>> BEGIN PROVIDED DATA

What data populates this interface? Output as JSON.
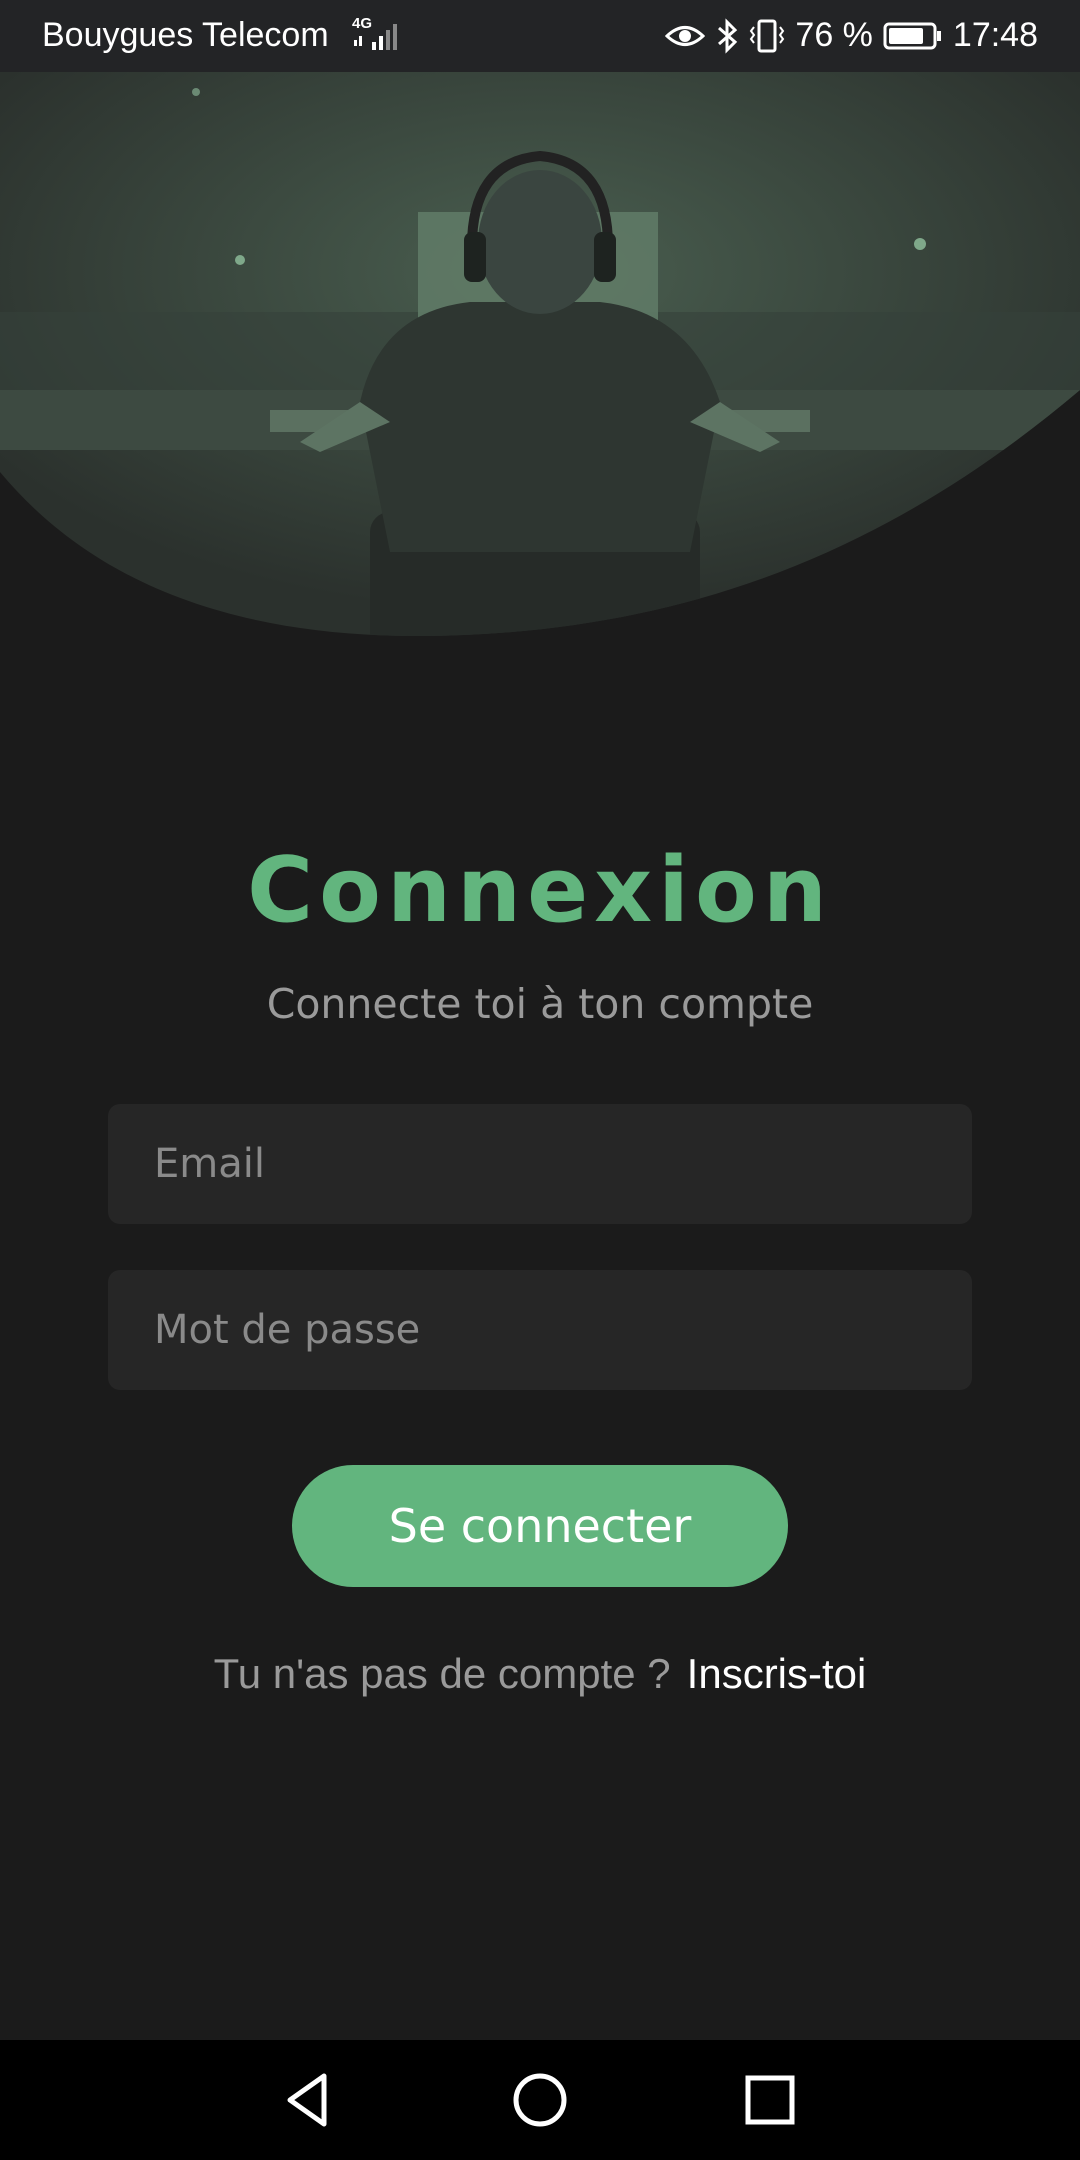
{
  "status_bar": {
    "carrier": "Bouygues Telecom",
    "network": "4G",
    "battery": "76 %",
    "time": "17:48",
    "icons": [
      "signal-icon",
      "eye-icon",
      "bluetooth-icon",
      "vibrate-icon",
      "battery-icon"
    ]
  },
  "hero": {
    "image": "gamer-at-desk-photo"
  },
  "login": {
    "title": "Connexion",
    "subtitle": "Connecte toi à ton compte",
    "email_placeholder": "Email",
    "password_placeholder": "Mot de passe",
    "submit_label": "Se connecter",
    "signup_prompt": "Tu n'as pas de compte ?",
    "signup_link": "Inscris-toi"
  },
  "nav_bar": {
    "icons": [
      "back-icon",
      "home-icon",
      "recents-icon"
    ]
  },
  "colors": {
    "accent": "#62b57e",
    "background": "#1b1b1b",
    "field": "#262626",
    "muted_text": "#9a9a9a"
  }
}
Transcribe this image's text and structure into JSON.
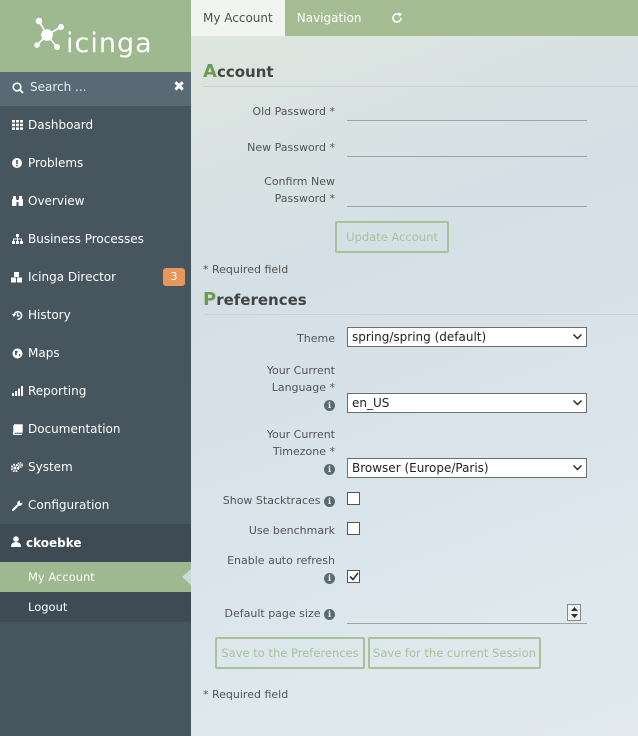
{
  "brand": {
    "logo_text": "icinga"
  },
  "search": {
    "placeholder": "Search ..."
  },
  "sidebar": {
    "items": [
      {
        "label": "Dashboard",
        "icon": "dashboard-icon"
      },
      {
        "label": "Problems",
        "icon": "alert-icon"
      },
      {
        "label": "Overview",
        "icon": "binoculars-icon"
      },
      {
        "label": "Business Processes",
        "icon": "sitemap-icon"
      },
      {
        "label": "Icinga Director",
        "icon": "cubes-icon",
        "badge": "3"
      },
      {
        "label": "History",
        "icon": "history-icon"
      },
      {
        "label": "Maps",
        "icon": "globe-icon"
      },
      {
        "label": "Reporting",
        "icon": "chart-icon"
      },
      {
        "label": "Documentation",
        "icon": "book-icon"
      },
      {
        "label": "System",
        "icon": "cogs-icon"
      },
      {
        "label": "Configuration",
        "icon": "wrench-icon"
      }
    ],
    "user": {
      "name": "ckoebke",
      "sub_items": [
        "My Account",
        "Logout"
      ]
    }
  },
  "tabs": {
    "my_account": "My Account",
    "navigation": "Navigation"
  },
  "account": {
    "heading_first": "A",
    "heading_rest": "ccount",
    "old_password_label": "Old Password *",
    "new_password_label": "New Password *",
    "confirm_label_1": "Confirm New",
    "confirm_label_2": "Password *",
    "update_button": "Update Account",
    "required_note": "* Required field"
  },
  "preferences": {
    "heading_first": "P",
    "heading_rest": "references",
    "theme_label": "Theme",
    "theme_value": "spring/spring (default)",
    "language_label_1": "Your Current",
    "language_label_2": "Language *",
    "language_value": "en_US",
    "timezone_label_1": "Your Current",
    "timezone_label_2": "Timezone *",
    "timezone_value": "Browser (Europe/Paris)",
    "stacktraces_label": "Show Stacktraces",
    "stacktraces_checked": false,
    "benchmark_label": "Use benchmark",
    "benchmark_checked": false,
    "auto_refresh_label": "Enable auto refresh",
    "auto_refresh_checked": true,
    "page_size_label": "Default page size",
    "save_prefs_button": "Save to the Preferences",
    "save_session_button": "Save for the current Session",
    "required_note": "* Required field"
  },
  "colors": {
    "accent": "#9eb98f",
    "sidebar": "#47555f",
    "badge": "#e8965a"
  }
}
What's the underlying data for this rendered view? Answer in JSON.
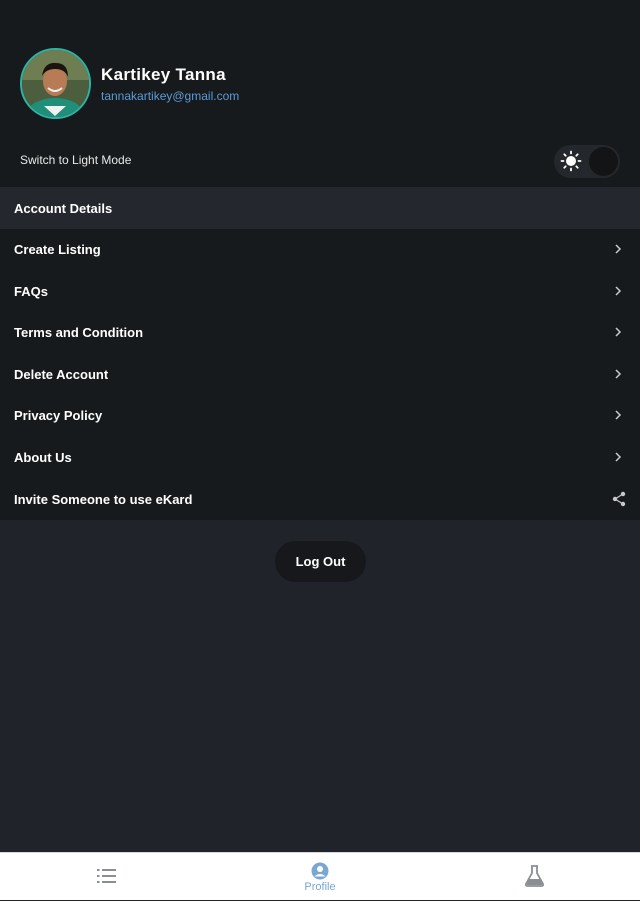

>> END PROVIDED DATA

__YOUR TASK__
Each line containing the word "image" counts once; report the total alone.

__SOLUTION__
2